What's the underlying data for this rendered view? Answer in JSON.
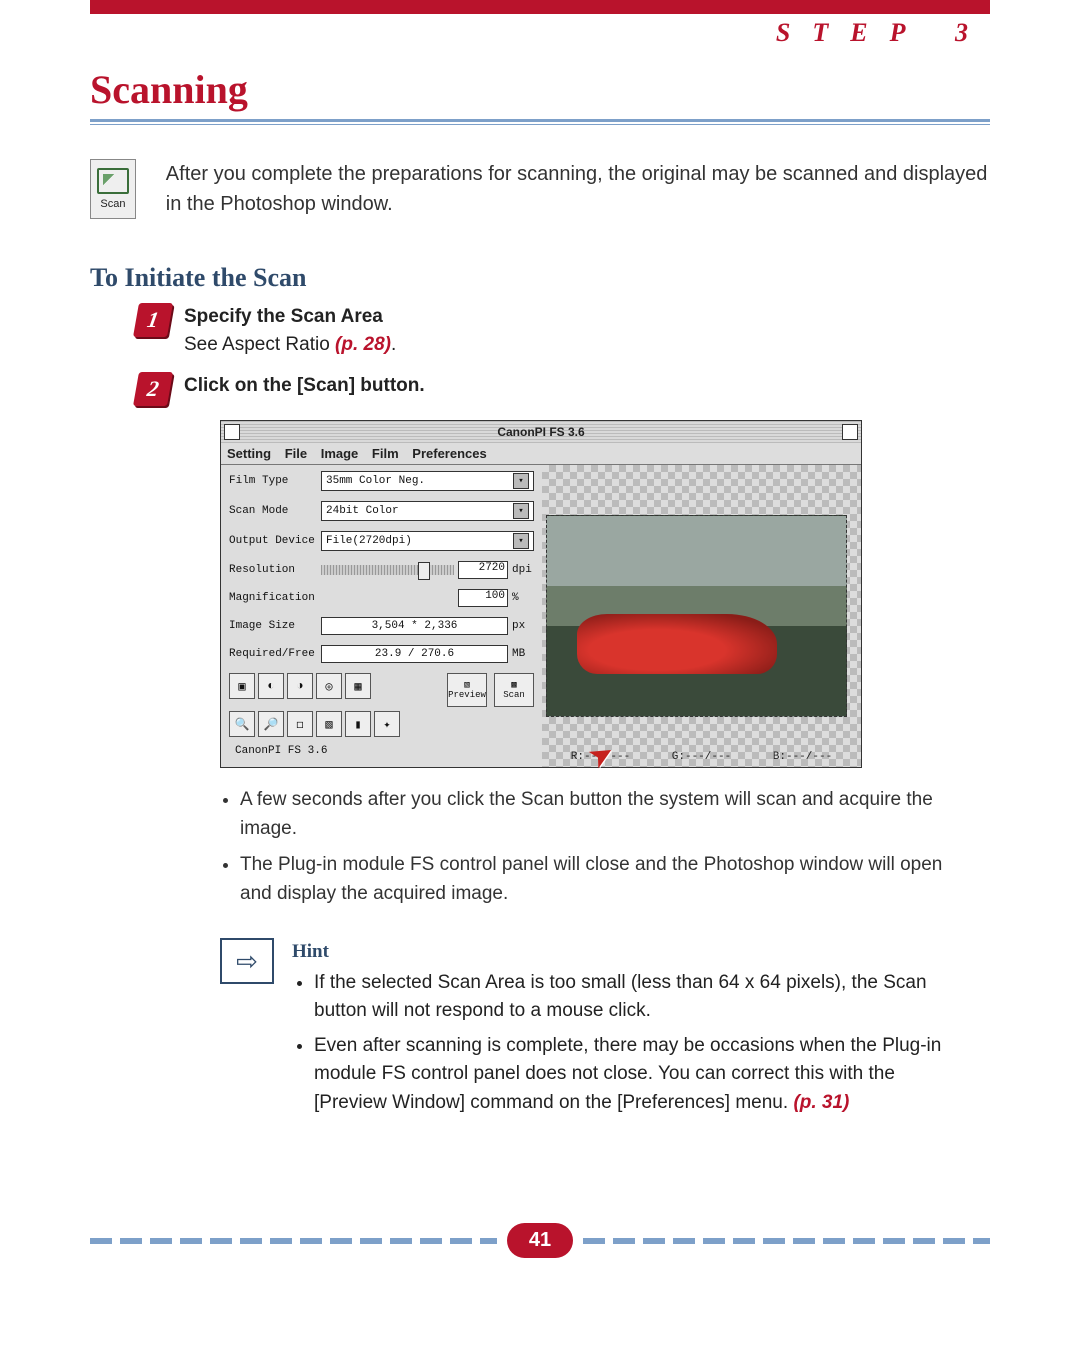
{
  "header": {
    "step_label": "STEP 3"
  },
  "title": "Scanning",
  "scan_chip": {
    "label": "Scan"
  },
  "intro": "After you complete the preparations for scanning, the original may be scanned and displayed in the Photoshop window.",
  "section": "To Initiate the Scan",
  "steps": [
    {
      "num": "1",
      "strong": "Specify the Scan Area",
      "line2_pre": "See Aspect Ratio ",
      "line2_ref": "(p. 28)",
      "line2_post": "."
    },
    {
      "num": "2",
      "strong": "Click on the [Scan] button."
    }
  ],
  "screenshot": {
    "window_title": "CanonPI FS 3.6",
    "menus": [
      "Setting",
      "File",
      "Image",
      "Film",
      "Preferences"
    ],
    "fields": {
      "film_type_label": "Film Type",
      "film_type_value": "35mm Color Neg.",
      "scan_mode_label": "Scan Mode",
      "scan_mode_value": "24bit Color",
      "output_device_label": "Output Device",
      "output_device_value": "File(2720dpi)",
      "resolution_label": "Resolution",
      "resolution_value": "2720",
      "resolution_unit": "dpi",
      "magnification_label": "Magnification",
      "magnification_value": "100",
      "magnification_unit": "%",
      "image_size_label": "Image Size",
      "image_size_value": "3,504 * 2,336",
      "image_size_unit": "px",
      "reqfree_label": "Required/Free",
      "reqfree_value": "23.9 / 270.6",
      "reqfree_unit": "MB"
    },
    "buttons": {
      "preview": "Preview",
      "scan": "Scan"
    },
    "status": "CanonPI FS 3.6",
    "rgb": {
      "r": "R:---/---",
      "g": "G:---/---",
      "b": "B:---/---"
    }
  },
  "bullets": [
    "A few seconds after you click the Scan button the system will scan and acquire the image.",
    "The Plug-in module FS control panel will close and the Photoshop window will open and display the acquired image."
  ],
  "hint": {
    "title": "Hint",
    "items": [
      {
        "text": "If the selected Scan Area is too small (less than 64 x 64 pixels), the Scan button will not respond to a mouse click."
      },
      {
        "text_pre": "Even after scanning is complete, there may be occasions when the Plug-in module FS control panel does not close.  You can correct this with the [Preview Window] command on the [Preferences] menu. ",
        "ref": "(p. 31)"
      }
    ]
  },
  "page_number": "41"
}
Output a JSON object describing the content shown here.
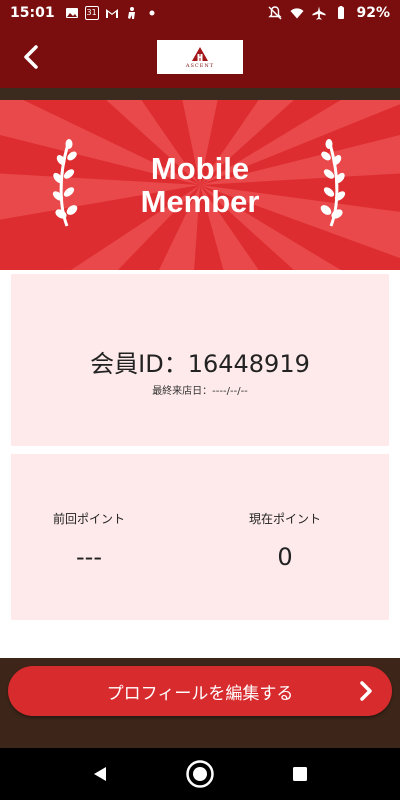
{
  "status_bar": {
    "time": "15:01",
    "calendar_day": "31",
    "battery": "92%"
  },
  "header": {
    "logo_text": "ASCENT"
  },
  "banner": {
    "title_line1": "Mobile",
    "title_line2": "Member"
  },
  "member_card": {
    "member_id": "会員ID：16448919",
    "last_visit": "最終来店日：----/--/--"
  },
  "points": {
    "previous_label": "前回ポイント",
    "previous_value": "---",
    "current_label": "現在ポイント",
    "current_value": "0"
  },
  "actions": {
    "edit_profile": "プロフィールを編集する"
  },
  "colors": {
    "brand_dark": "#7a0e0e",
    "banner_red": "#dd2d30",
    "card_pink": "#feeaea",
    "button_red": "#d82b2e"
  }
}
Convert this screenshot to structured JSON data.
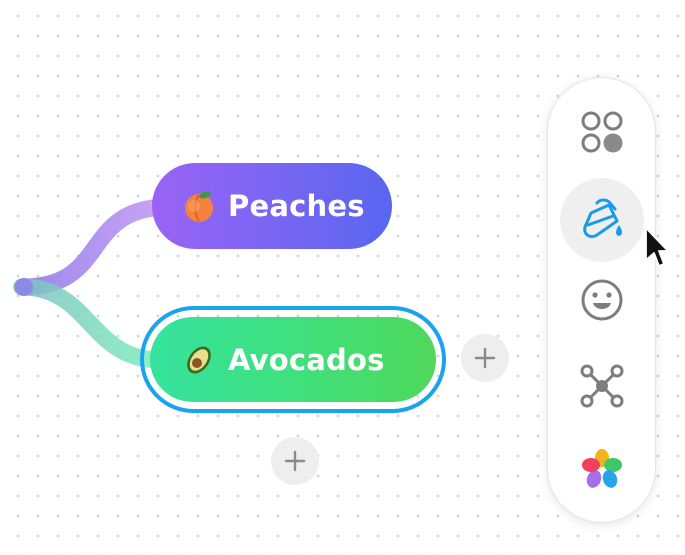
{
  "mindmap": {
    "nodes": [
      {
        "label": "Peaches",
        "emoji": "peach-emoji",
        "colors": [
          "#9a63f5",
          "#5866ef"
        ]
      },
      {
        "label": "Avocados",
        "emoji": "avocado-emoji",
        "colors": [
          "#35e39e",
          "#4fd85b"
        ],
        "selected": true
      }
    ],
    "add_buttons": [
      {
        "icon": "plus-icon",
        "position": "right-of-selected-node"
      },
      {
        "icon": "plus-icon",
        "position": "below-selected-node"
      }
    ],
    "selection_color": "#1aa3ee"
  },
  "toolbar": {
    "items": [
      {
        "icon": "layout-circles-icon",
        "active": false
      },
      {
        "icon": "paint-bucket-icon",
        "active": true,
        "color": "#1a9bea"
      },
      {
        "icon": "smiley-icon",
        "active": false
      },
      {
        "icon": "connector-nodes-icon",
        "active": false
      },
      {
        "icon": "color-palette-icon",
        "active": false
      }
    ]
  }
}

▶ **What needs to be done**
All of the entries need to be transcribed word for word; pictures are left out.

▶ **Solution below**
What's the underlying data for this rendered view? Answer in JSON.
{
  "header": {
    "step_label": "STEP 3"
  },
  "title": "Scanning",
  "scan_chip": {
    "label": "Scan"
  },
  "intro": "After you complete the preparations for scanning, the original may be scanned and displayed in the Photoshop window.",
  "section": "To Initiate the Scan",
  "steps": [
    {
      "num": "1",
      "strong": "Specify the Scan Area",
      "line2_pre": "See Aspect Ratio ",
      "line2_ref": "(p. 28)",
      "line2_post": "."
    },
    {
      "num": "2",
      "strong": "Click on the [Scan] button."
    }
  ],
  "screenshot": {
    "window_title": "CanonPI FS 3.6",
    "menus": [
      "Setting",
      "File",
      "Image",
      "Film",
      "Preferences"
    ],
    "fields": {
      "film_type_label": "Film Type",
      "film_type_value": "35mm Color Neg.",
      "scan_mode_label": "Scan Mode",
      "scan_mode_value": "24bit Color",
      "output_device_label": "Output Device",
      "output_device_value": "File(2720dpi)",
      "resolution_label": "Resolution",
      "resolution_value": "2720",
      "resolution_unit": "dpi",
      "magnification_label": "Magnification",
      "magnification_value": "100",
      "magnification_unit": "%",
      "image_size_label": "Image Size",
      "image_size_value": "3,504 * 2,336",
      "image_size_unit": "px",
      "reqfree_label": "Required/Free",
      "reqfree_value": "23.9 / 270.6",
      "reqfree_unit": "MB"
    },
    "buttons": {
      "preview": "Preview",
      "scan": "Scan"
    },
    "status": "CanonPI FS 3.6",
    "rgb": {
      "r": "R:---/---",
      "g": "G:---/---",
      "b": "B:---/---"
    }
  },
  "bullets": [
    "A few seconds after you click the Scan button the system will scan and acquire the image.",
    "The Plug-in module FS control panel will close and the Photoshop window will open and display the acquired image."
  ],
  "hint": {
    "title": "Hint",
    "items": [
      {
        "text": "If the selected Scan Area is too small (less than 64 x 64 pixels), the Scan button will not respond to a mouse click."
      },
      {
        "text_pre": "Even after scanning is complete, there may be occasions when the Plug-in module FS control panel does not close.  You can correct this with the [Preview Window] command on the [Preferences] menu. ",
        "ref": "(p. 31)"
      }
    ]
  },
  "page_number": "41"
}
Output a JSON object describing the content shown here.
{
  "status_bar": {
    "time": "15:01",
    "calendar_day": "31",
    "battery": "92%"
  },
  "header": {
    "logo_text": "ASCENT"
  },
  "banner": {
    "title_line1": "Mobile",
    "title_line2": "Member"
  },
  "member_card": {
    "member_id": "会員ID：16448919",
    "last_visit": "最終来店日：----/--/--"
  },
  "points": {
    "previous_label": "前回ポイント",
    "previous_value": "---",
    "current_label": "現在ポイント",
    "current_value": "0"
  },
  "actions": {
    "edit_profile": "プロフィールを編集する"
  },
  "colors": {
    "brand_dark": "#7a0e0e",
    "banner_red": "#dd2d30",
    "card_pink": "#feeaea",
    "button_red": "#d82b2e"
  }
}
Convert this screenshot to structured JSON data.
{
  "mindmap": {
    "nodes": [
      {
        "label": "Peaches",
        "emoji": "peach-emoji",
        "colors": [
          "#9a63f5",
          "#5866ef"
        ]
      },
      {
        "label": "Avocados",
        "emoji": "avocado-emoji",
        "colors": [
          "#35e39e",
          "#4fd85b"
        ],
        "selected": true
      }
    ],
    "add_buttons": [
      {
        "icon": "plus-icon",
        "position": "right-of-selected-node"
      },
      {
        "icon": "plus-icon",
        "position": "below-selected-node"
      }
    ],
    "selection_color": "#1aa3ee"
  },
  "toolbar": {
    "items": [
      {
        "icon": "layout-circles-icon",
        "active": false
      },
      {
        "icon": "paint-bucket-icon",
        "active": true,
        "color": "#1a9bea"
      },
      {
        "icon": "smiley-icon",
        "active": false
      },
      {
        "icon": "connector-nodes-icon",
        "active": false
      },
      {
        "icon": "color-palette-icon",
        "active": false
      }
    ]
  }
}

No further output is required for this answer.